**STATED GOAL:** What is the number of lines holding the word "ratio"? Write that number and nothing else.
━━━
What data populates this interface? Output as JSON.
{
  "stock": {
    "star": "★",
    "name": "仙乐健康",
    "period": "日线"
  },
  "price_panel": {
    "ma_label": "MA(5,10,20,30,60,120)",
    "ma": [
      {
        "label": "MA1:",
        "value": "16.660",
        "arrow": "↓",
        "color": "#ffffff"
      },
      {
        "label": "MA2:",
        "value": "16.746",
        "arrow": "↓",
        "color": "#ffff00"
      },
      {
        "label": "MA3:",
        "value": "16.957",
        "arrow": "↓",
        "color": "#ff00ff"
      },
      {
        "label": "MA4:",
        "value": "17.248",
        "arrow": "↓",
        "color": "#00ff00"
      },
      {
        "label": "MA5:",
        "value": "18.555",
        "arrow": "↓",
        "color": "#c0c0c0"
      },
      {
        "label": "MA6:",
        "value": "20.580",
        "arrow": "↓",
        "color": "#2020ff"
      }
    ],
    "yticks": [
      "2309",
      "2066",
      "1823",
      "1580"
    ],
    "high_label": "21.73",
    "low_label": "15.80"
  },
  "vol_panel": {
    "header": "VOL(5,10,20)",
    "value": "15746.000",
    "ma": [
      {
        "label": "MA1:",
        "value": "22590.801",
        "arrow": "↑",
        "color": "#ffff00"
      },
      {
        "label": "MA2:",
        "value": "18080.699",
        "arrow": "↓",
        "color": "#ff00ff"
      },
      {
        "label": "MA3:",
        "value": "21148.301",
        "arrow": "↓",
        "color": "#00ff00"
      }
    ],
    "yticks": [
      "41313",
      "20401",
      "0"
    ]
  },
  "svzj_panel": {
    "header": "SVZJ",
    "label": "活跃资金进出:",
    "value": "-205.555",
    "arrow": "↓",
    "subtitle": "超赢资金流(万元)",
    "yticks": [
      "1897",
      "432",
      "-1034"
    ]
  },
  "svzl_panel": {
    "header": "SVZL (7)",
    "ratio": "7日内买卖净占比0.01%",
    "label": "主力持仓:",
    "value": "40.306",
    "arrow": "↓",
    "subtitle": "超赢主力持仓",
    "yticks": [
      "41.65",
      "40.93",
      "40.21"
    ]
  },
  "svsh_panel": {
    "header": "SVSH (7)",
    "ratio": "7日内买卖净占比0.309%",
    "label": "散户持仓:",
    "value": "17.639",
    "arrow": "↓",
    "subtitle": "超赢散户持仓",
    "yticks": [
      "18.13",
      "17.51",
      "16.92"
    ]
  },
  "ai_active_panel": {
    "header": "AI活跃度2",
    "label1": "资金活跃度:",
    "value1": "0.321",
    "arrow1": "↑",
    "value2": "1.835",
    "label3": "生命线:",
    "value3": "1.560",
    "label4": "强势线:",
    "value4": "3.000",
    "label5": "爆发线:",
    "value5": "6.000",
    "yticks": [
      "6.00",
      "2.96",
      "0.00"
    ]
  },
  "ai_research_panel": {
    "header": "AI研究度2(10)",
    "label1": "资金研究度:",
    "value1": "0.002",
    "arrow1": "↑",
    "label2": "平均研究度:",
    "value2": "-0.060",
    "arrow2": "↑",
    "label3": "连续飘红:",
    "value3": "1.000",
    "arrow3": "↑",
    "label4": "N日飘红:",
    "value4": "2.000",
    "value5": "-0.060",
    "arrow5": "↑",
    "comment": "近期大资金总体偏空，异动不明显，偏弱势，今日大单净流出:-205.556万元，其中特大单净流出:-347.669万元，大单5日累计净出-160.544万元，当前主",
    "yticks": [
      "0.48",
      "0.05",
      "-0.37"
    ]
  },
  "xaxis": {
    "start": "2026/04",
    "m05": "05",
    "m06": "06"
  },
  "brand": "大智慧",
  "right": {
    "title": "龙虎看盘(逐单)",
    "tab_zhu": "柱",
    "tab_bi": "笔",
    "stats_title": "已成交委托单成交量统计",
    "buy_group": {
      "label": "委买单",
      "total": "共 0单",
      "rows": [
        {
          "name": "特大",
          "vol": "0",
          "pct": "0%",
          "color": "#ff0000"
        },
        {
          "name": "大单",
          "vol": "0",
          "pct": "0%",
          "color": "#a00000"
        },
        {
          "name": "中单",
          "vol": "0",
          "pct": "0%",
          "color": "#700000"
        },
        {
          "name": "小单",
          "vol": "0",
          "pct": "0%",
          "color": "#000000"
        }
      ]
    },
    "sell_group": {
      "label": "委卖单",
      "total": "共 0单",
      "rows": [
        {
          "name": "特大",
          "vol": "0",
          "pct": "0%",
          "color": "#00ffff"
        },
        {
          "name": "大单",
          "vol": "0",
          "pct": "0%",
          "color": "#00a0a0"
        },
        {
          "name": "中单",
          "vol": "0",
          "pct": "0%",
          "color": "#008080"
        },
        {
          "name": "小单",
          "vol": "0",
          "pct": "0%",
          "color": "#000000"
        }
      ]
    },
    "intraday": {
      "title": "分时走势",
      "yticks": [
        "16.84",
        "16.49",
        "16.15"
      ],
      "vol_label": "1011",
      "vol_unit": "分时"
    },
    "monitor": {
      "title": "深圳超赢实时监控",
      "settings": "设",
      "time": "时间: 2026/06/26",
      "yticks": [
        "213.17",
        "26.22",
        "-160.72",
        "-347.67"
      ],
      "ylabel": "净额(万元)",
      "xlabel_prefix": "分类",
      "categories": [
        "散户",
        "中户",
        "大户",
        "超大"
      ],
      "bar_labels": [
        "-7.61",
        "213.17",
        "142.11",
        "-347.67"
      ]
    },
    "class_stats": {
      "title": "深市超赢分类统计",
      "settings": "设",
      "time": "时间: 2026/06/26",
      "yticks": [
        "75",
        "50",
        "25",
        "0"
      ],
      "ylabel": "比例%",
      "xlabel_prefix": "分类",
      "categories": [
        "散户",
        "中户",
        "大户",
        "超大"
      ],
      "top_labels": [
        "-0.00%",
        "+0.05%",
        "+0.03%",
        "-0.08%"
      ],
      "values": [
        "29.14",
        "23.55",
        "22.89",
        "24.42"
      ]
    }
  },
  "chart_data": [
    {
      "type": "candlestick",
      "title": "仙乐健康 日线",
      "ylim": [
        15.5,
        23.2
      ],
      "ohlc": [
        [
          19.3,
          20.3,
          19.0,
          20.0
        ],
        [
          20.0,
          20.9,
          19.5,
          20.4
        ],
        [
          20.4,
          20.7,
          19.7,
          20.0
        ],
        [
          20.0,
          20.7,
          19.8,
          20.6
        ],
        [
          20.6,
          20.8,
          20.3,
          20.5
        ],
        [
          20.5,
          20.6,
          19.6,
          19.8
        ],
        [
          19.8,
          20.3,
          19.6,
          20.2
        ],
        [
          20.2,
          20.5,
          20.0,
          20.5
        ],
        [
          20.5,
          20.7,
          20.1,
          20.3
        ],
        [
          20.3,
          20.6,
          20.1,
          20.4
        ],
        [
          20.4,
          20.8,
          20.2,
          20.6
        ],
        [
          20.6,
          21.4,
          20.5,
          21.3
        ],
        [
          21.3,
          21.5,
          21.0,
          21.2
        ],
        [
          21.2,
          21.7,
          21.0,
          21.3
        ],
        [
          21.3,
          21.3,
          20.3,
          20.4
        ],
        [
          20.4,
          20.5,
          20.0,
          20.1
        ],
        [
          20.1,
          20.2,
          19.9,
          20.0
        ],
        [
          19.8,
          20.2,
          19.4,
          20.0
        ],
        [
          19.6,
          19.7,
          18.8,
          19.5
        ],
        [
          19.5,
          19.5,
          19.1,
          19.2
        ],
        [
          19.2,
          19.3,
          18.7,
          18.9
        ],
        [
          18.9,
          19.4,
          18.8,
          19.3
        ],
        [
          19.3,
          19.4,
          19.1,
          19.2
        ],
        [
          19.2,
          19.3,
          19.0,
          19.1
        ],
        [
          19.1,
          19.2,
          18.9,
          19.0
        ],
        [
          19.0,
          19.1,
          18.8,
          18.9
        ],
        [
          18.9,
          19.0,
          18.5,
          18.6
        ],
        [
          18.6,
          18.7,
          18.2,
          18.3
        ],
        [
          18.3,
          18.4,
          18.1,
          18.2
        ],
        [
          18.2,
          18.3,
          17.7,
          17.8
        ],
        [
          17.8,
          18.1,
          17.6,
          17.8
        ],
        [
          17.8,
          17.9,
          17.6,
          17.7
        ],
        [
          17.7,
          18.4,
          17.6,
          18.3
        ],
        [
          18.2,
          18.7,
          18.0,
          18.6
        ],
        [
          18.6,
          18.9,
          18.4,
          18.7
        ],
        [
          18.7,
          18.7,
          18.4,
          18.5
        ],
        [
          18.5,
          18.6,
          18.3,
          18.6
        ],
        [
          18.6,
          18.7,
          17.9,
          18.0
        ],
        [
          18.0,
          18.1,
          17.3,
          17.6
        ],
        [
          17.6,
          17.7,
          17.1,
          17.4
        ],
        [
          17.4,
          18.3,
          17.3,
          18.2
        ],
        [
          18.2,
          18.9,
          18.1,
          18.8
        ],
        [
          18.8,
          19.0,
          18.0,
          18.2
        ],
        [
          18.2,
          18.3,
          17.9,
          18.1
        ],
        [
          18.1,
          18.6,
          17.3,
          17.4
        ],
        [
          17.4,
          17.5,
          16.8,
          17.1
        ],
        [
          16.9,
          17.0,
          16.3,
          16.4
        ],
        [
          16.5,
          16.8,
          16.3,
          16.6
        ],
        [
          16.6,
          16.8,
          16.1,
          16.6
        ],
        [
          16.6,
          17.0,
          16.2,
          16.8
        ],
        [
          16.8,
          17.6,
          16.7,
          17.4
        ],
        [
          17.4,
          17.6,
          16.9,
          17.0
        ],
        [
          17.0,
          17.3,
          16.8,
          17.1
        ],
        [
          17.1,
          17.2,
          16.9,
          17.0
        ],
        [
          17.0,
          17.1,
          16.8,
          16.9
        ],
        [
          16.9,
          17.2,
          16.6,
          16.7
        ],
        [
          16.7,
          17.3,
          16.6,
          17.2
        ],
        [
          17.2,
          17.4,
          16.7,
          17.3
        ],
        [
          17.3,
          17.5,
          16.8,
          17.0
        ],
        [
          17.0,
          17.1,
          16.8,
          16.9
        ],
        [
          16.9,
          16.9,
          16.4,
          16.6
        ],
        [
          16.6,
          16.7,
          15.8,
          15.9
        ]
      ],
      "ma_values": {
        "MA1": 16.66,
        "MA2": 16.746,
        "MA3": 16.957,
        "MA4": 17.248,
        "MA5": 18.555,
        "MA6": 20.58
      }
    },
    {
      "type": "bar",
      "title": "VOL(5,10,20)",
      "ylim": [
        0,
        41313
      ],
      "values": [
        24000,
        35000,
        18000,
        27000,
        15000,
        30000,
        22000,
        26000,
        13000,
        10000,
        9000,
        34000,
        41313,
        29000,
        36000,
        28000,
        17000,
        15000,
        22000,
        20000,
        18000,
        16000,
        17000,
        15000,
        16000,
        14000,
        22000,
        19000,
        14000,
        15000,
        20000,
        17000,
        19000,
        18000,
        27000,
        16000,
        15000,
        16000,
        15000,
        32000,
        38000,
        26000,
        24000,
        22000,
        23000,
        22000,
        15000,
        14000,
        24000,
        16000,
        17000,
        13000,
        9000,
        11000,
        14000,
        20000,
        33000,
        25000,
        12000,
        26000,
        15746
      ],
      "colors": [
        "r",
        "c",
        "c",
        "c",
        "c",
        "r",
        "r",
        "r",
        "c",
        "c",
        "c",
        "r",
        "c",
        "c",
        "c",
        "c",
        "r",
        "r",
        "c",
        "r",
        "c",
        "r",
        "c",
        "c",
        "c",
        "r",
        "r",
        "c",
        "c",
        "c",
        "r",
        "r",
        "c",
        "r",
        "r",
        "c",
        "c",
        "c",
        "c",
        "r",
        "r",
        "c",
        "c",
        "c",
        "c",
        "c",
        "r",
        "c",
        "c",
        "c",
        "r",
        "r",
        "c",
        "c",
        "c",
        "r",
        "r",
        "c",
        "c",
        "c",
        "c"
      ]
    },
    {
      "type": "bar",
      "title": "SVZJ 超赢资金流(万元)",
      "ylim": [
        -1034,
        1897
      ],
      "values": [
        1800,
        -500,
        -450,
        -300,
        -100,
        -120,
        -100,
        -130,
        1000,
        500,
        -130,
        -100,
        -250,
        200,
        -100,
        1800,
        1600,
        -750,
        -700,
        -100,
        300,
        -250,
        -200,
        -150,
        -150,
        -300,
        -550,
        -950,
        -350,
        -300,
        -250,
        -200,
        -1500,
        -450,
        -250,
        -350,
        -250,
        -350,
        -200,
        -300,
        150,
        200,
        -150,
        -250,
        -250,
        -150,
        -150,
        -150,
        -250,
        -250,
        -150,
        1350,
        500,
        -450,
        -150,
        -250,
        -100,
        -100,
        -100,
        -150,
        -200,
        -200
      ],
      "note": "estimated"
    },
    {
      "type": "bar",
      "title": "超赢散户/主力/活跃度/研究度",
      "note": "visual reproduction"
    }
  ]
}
━━━
**REPLY:** 2